[Exercise task] With the pictures omitted, write out the entries that follow exactly as they stand.

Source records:

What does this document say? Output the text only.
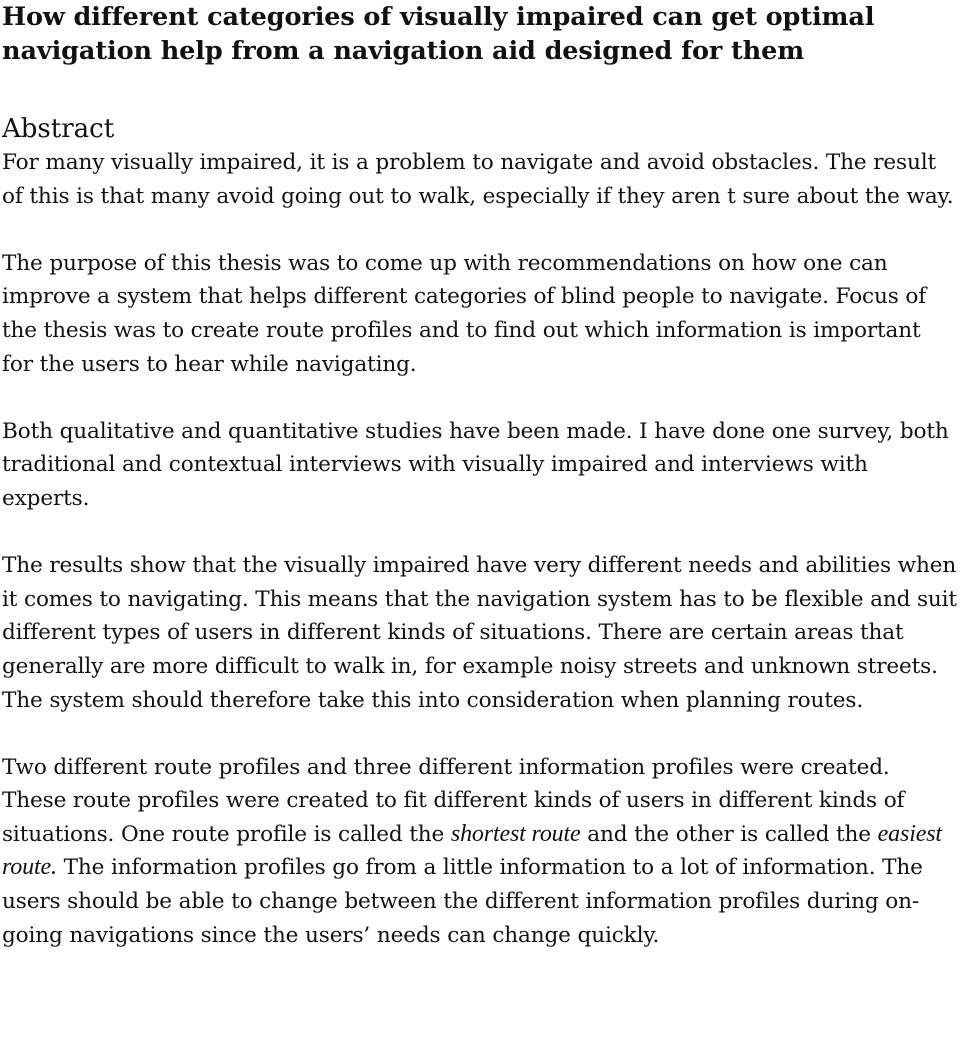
How different categories of visually impaired can get optimal
navigation help from a navigation aid designed for them
Abstract

For many visually impaired, it is a problem to navigate and avoid obstacles. The result of this is that many avoid going out to walk, especially if they aren t sure about the way.

The purpose of this thesis was to come up with recommendations on how one can improve a system that helps different categories of blind people to navigate. Focus of the thesis was to create route profiles and to find out which information is important for the users to hear while navigating.

Both qualitative and quantitative studies have been made. I have done one survey, both traditional and contextual interviews with visually impaired and interviews with experts.

The results show that the visually impaired have very different needs and abilities when it comes to navigating. This means that the navigation system has to be flexible and suit different types of users in different kinds of situations. There are certain areas that generally are more difficult to walk in, for example noisy streets and unknown streets. The system should therefore take this into consideration when planning routes.

Two different route profiles and three different information profiles were created. These route profiles were created to fit different kinds of users in different kinds of situations. One route profile is called the shortest route and the other is called the easiest route. The information profiles go from a little information to a lot of information. The users should be able to change between the different information profiles during on-going navigations since the users’ needs can change quickly.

[Exercise response]
What does this document say? Output the text only.
How different categories of visually impaired can get optimal
navigation help from a navigation aid designed for them
Abstract

For many visually impaired, it is a problem to navigate and avoid obstacles. The result of this is that many avoid going out to walk, especially if they aren t sure about the way.

The purpose of this thesis was to come up with recommendations on how one can improve a system that helps different categories of blind people to navigate. Focus of the thesis was to create route profiles and to find out which information is important for the users to hear while navigating.

Both qualitative and quantitative studies have been made. I have done one survey, both traditional and contextual interviews with visually impaired and interviews with experts.

The results show that the visually impaired have very different needs and abilities when it comes to navigating. This means that the navigation system has to be flexible and suit different types of users in different kinds of situations. There are certain areas that generally are more difficult to walk in, for example noisy streets and unknown streets. The system should therefore take this into consideration when planning routes.

Two different route profiles and three different information profiles were created. These route profiles were created to fit different kinds of users in different kinds of situations. One route profile is called the shortest route and the other is called the easiest route. The information profiles go from a little information to a lot of information. The users should be able to change between the different information profiles during on-going navigations since the users’ needs can change quickly.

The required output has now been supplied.